▶ DIRECTIONS: Return the records, each one exactly as written.

▶ THE RECORDS:
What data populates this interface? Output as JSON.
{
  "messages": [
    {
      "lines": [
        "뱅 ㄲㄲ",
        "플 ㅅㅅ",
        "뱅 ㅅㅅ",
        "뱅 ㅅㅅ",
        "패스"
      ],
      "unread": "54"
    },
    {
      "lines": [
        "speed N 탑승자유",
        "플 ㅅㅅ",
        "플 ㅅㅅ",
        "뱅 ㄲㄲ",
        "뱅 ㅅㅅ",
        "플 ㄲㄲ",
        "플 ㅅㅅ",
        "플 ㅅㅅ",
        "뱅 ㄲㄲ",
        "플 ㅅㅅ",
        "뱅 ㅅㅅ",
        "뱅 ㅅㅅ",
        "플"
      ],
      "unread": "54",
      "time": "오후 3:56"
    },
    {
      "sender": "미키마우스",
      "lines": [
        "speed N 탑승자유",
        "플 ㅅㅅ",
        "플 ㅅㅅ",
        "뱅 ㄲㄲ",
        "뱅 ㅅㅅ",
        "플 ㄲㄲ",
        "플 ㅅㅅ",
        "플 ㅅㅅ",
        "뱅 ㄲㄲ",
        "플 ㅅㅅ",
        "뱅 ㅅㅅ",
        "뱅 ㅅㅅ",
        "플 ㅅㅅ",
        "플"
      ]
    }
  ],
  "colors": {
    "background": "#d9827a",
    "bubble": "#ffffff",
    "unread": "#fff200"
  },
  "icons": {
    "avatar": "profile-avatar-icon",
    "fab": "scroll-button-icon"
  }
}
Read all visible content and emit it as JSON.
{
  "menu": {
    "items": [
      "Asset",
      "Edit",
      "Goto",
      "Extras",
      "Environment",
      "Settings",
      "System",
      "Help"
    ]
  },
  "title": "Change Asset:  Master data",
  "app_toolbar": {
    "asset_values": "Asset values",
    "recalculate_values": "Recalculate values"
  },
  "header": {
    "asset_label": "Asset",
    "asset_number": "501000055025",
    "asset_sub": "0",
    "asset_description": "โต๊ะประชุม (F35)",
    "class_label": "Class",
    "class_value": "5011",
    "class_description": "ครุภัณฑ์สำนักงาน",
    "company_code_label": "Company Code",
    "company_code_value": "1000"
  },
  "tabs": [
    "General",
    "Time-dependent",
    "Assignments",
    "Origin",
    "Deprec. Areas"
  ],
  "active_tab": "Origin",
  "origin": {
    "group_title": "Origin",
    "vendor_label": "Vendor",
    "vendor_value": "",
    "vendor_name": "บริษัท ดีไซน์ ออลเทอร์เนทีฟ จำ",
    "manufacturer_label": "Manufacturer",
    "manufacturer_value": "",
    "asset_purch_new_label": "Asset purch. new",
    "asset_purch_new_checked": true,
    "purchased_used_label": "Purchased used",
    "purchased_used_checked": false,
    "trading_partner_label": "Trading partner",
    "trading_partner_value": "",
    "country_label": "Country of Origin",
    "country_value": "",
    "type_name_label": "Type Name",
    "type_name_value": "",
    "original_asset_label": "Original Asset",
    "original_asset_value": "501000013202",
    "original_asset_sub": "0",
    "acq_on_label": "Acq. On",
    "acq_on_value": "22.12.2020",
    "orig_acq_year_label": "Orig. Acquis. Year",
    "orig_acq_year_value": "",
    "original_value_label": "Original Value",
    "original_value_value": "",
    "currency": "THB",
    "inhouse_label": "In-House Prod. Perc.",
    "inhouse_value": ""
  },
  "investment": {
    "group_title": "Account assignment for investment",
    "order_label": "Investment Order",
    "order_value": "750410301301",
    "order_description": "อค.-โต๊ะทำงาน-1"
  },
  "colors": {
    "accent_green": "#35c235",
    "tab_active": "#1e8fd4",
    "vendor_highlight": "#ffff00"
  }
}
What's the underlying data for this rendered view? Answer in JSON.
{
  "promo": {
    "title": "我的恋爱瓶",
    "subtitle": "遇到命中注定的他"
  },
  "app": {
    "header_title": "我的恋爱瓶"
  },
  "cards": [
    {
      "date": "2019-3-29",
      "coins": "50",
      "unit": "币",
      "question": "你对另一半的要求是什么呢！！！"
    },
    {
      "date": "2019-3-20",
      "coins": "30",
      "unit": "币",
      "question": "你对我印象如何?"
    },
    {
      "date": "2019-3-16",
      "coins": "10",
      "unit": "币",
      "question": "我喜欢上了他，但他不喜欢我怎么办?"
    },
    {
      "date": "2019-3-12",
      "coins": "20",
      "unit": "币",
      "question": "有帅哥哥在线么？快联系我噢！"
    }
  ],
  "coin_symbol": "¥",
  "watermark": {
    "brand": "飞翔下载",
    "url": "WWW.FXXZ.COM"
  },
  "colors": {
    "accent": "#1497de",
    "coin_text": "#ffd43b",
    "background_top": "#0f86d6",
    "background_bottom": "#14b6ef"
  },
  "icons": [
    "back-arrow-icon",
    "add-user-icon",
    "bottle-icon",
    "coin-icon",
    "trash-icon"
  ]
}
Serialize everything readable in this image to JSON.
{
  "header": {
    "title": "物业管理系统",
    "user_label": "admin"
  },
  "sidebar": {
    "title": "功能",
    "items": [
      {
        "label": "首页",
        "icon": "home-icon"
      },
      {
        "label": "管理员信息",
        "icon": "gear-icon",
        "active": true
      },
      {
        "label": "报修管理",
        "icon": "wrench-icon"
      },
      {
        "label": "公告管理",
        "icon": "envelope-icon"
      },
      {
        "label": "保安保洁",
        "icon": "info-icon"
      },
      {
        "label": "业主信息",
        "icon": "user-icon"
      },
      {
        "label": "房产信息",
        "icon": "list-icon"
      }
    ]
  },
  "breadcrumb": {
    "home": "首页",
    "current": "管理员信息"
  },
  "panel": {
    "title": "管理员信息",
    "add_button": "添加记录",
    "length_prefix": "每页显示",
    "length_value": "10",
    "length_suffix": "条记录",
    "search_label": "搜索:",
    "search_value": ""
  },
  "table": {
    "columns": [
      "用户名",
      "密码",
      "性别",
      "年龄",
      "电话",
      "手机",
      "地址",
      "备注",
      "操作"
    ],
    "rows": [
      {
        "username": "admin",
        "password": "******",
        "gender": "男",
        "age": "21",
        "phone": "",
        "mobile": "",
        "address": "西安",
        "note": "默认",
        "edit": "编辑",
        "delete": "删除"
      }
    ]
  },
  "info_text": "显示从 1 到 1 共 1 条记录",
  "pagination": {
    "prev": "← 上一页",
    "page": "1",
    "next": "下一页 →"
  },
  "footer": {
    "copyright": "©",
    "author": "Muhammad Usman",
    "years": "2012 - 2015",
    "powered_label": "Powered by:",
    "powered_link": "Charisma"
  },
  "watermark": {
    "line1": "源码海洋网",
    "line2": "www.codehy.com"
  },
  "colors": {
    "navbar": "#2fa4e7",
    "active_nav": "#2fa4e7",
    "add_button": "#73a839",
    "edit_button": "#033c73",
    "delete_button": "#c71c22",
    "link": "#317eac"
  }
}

▶ EXERCISE RESPONSE:
What data populates this interface? Output as JSON.
{
  "messages": [
    {
      "lines": [
        "뱅 ㄲㄲ",
        "플 ㅅㅅ",
        "뱅 ㅅㅅ",
        "뱅 ㅅㅅ",
        "패스"
      ],
      "unread": "54"
    },
    {
      "lines": [
        "speed N 탑승자유",
        "플 ㅅㅅ",
        "플 ㅅㅅ",
        "뱅 ㄲㄲ",
        "뱅 ㅅㅅ",
        "플 ㄲㄲ",
        "플 ㅅㅅ",
        "플 ㅅㅅ",
        "뱅 ㄲㄲ",
        "플 ㅅㅅ",
        "뱅 ㅅㅅ",
        "뱅 ㅅㅅ",
        "플"
      ],
      "unread": "54",
      "time": "오후 3:56"
    },
    {
      "sender": "미키마우스",
      "lines": [
        "speed N 탑승자유",
        "플 ㅅㅅ",
        "플 ㅅㅅ",
        "뱅 ㄲㄲ",
        "뱅 ㅅㅅ",
        "플 ㄲㄲ",
        "플 ㅅㅅ",
        "플 ㅅㅅ",
        "뱅 ㄲㄲ",
        "플 ㅅㅅ",
        "뱅 ㅅㅅ",
        "뱅 ㅅㅅ",
        "플 ㅅㅅ",
        "플"
      ]
    }
  ],
  "colors": {
    "background": "#d9827a",
    "bubble": "#ffffff",
    "unread": "#fff200"
  },
  "icons": {
    "avatar": "profile-avatar-icon",
    "fab": "scroll-button-icon"
  }
}
Read all visible content and emit it as JSON.
{
  "menu": {
    "items": [
      "Asset",
      "Edit",
      "Goto",
      "Extras",
      "Environment",
      "Settings",
      "System",
      "Help"
    ]
  },
  "title": "Change Asset:  Master data",
  "app_toolbar": {
    "asset_values": "Asset values",
    "recalculate_values": "Recalculate values"
  },
  "header": {
    "asset_label": "Asset",
    "asset_number": "501000055025",
    "asset_sub": "0",
    "asset_description": "โต๊ะประชุม (F35)",
    "class_label": "Class",
    "class_value": "5011",
    "class_description": "ครุภัณฑ์สำนักงาน",
    "company_code_label": "Company Code",
    "company_code_value": "1000"
  },
  "tabs": [
    "General",
    "Time-dependent",
    "Assignments",
    "Origin",
    "Deprec. Areas"
  ],
  "active_tab": "Origin",
  "origin": {
    "group_title": "Origin",
    "vendor_label": "Vendor",
    "vendor_value": "",
    "vendor_name": "บริษัท ดีไซน์ ออลเทอร์เนทีฟ จำ",
    "manufacturer_label": "Manufacturer",
    "manufacturer_value": "",
    "asset_purch_new_label": "Asset purch. new",
    "asset_purch_new_checked": true,
    "purchased_used_label": "Purchased used",
    "purchased_used_checked": false,
    "trading_partner_label": "Trading partner",
    "trading_partner_value": "",
    "country_label": "Country of Origin",
    "country_value": "",
    "type_name_label": "Type Name",
    "type_name_value": "",
    "original_asset_label": "Original Asset",
    "original_asset_value": "501000013202",
    "original_asset_sub": "0",
    "acq_on_label": "Acq. On",
    "acq_on_value": "22.12.2020",
    "orig_acq_year_label": "Orig. Acquis. Year",
    "orig_acq_year_value": "",
    "original_value_label": "Original Value",
    "original_value_value": "",
    "currency": "THB",
    "inhouse_label": "In-House Prod. Perc.",
    "inhouse_value": ""
  },
  "investment": {
    "group_title": "Account assignment for investment",
    "order_label": "Investment Order",
    "order_value": "750410301301",
    "order_description": "อค.-โต๊ะทำงาน-1"
  },
  "colors": {
    "accent_green": "#35c235",
    "tab_active": "#1e8fd4",
    "vendor_highlight": "#ffff00"
  }
}
What's the underlying data for this rendered view? Answer in JSON.
{
  "promo": {
    "title": "我的恋爱瓶",
    "subtitle": "遇到命中注定的他"
  },
  "app": {
    "header_title": "我的恋爱瓶"
  },
  "cards": [
    {
      "date": "2019-3-29",
      "coins": "50",
      "unit": "币",
      "question": "你对另一半的要求是什么呢！！！"
    },
    {
      "date": "2019-3-20",
      "coins": "30",
      "unit": "币",
      "question": "你对我印象如何?"
    },
    {
      "date": "2019-3-16",
      "coins": "10",
      "unit": "币",
      "question": "我喜欢上了他，但他不喜欢我怎么办?"
    },
    {
      "date": "2019-3-12",
      "coins": "20",
      "unit": "币",
      "question": "有帅哥哥在线么？快联系我噢！"
    }
  ],
  "coin_symbol": "¥",
  "watermark": {
    "brand": "飞翔下载",
    "url": "WWW.FXXZ.COM"
  },
  "colors": {
    "accent": "#1497de",
    "coin_text": "#ffd43b",
    "background_top": "#0f86d6",
    "background_bottom": "#14b6ef"
  },
  "icons": [
    "back-arrow-icon",
    "add-user-icon",
    "bottle-icon",
    "coin-icon",
    "trash-icon"
  ]
}
Serialize everything readable in this image to JSON.
{
  "header": {
    "title": "物业管理系统",
    "user_label": "admin"
  },
  "sidebar": {
    "title": "功能",
    "items": [
      {
        "label": "首页",
        "icon": "home-icon"
      },
      {
        "label": "管理员信息",
        "icon": "gear-icon",
        "active": true
      },
      {
        "label": "报修管理",
        "icon": "wrench-icon"
      },
      {
        "label": "公告管理",
        "icon": "envelope-icon"
      },
      {
        "label": "保安保洁",
        "icon": "info-icon"
      },
      {
        "label": "业主信息",
        "icon": "user-icon"
      },
      {
        "label": "房产信息",
        "icon": "list-icon"
      }
    ]
  },
  "breadcrumb": {
    "home": "首页",
    "current": "管理员信息"
  },
  "panel": {
    "title": "管理员信息",
    "add_button": "添加记录",
    "length_prefix": "每页显示",
    "length_value": "10",
    "length_suffix": "条记录",
    "search_label": "搜索:",
    "search_value": ""
  },
  "table": {
    "columns": [
      "用户名",
      "密码",
      "性别",
      "年龄",
      "电话",
      "手机",
      "地址",
      "备注",
      "操作"
    ],
    "rows": [
      {
        "username": "admin",
        "password": "******",
        "gender": "男",
        "age": "21",
        "phone": "",
        "mobile": "",
        "address": "西安",
        "note": "默认",
        "edit": "编辑",
        "delete": "删除"
      }
    ]
  },
  "info_text": "显示从 1 到 1 共 1 条记录",
  "pagination": {
    "prev": "← 上一页",
    "page": "1",
    "next": "下一页 →"
  },
  "footer": {
    "copyright": "©",
    "author": "Muhammad Usman",
    "years": "2012 - 2015",
    "powered_label": "Powered by:",
    "powered_link": "Charisma"
  },
  "watermark": {
    "line1": "源码海洋网",
    "line2": "www.codehy.com"
  },
  "colors": {
    "navbar": "#2fa4e7",
    "active_nav": "#2fa4e7",
    "add_button": "#73a839",
    "edit_button": "#033c73",
    "delete_button": "#c71c22",
    "link": "#317eac"
  }
}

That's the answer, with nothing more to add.